━━━━━ Data supplied
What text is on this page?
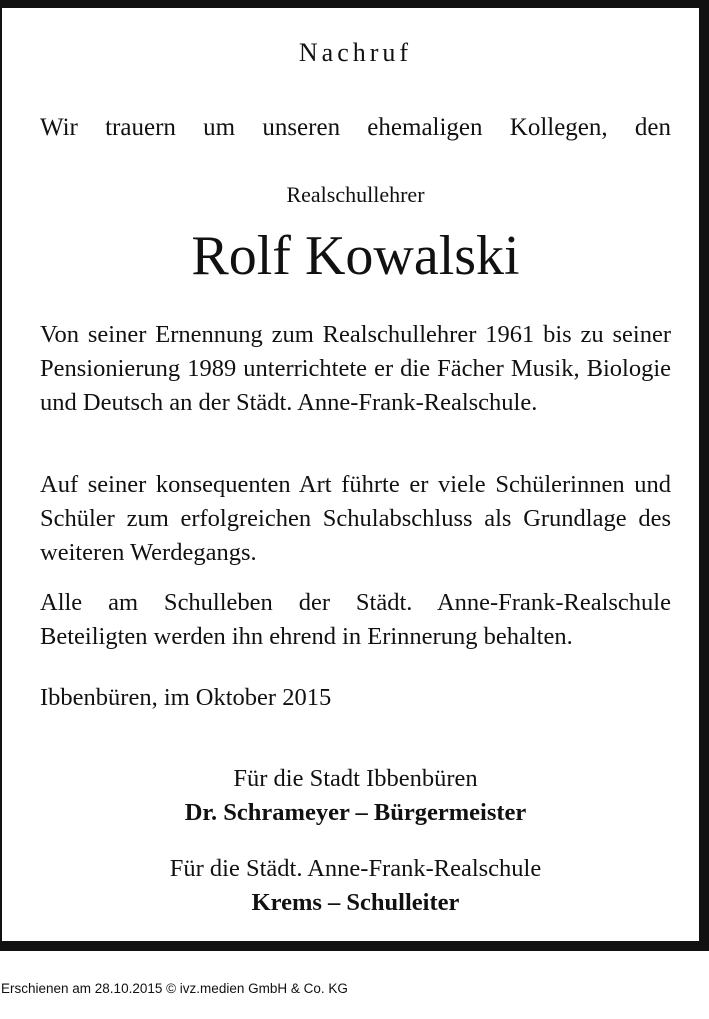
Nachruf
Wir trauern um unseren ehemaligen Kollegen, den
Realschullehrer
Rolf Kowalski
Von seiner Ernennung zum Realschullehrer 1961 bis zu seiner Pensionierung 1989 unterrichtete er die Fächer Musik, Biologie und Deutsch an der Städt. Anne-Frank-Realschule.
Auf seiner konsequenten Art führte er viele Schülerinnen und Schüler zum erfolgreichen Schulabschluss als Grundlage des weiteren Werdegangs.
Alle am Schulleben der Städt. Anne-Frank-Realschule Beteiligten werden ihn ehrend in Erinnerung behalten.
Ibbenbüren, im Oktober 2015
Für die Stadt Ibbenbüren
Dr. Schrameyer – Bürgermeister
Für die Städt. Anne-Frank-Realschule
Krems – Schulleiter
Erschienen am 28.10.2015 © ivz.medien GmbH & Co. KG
━━━━━━━━━━
━━━━━ Data supplied
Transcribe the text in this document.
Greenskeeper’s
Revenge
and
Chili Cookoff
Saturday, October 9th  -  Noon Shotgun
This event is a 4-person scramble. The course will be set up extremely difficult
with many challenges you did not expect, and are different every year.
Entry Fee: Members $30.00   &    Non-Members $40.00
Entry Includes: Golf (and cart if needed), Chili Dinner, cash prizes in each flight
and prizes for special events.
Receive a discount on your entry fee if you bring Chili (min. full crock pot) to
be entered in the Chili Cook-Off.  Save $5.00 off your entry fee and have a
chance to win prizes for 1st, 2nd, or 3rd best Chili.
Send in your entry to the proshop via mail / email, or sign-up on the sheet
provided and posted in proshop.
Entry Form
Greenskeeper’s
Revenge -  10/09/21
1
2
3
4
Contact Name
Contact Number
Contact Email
━━━━━━━━━━
━━━━━ Data supplied
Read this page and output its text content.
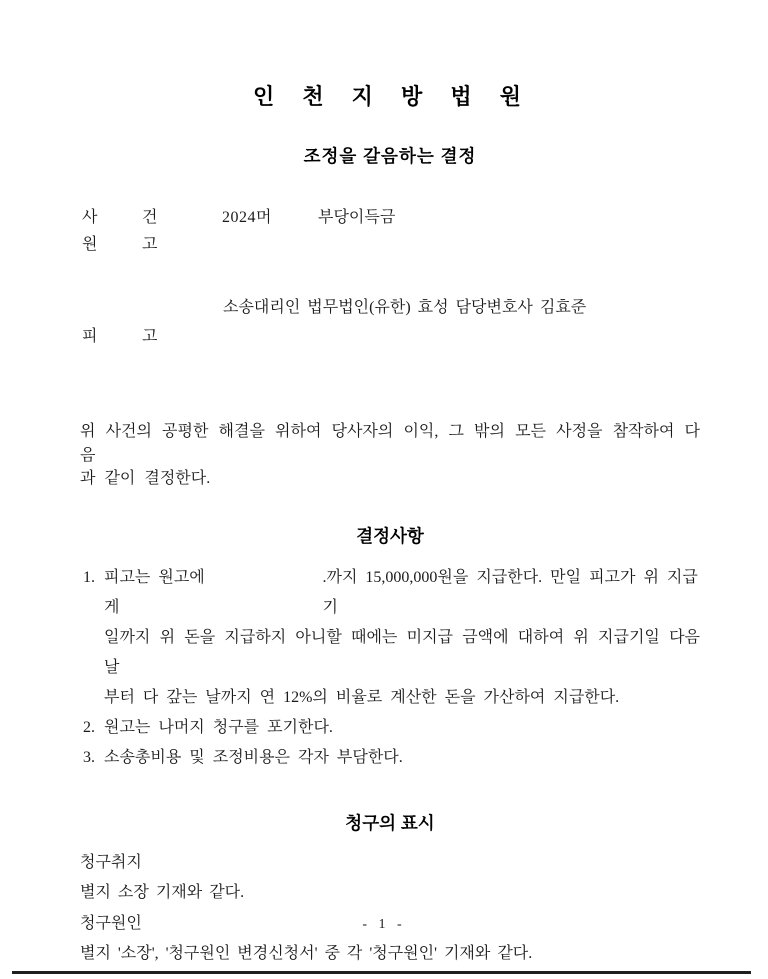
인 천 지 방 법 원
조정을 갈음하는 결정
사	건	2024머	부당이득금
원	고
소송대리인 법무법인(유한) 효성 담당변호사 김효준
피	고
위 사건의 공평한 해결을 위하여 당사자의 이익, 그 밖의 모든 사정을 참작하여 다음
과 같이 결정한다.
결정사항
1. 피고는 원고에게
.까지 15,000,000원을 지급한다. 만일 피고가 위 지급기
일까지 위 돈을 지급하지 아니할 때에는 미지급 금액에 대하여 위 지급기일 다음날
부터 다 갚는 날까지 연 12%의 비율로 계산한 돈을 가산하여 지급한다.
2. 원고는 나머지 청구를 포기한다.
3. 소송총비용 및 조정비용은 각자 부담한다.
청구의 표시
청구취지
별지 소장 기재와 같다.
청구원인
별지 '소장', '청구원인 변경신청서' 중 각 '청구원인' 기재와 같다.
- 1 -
━━━━━━━━━━
## [What the exercise asks]
Count every line in the data that contains the word "Realschule", then give that count and nothing else.

## [Worked answer]
3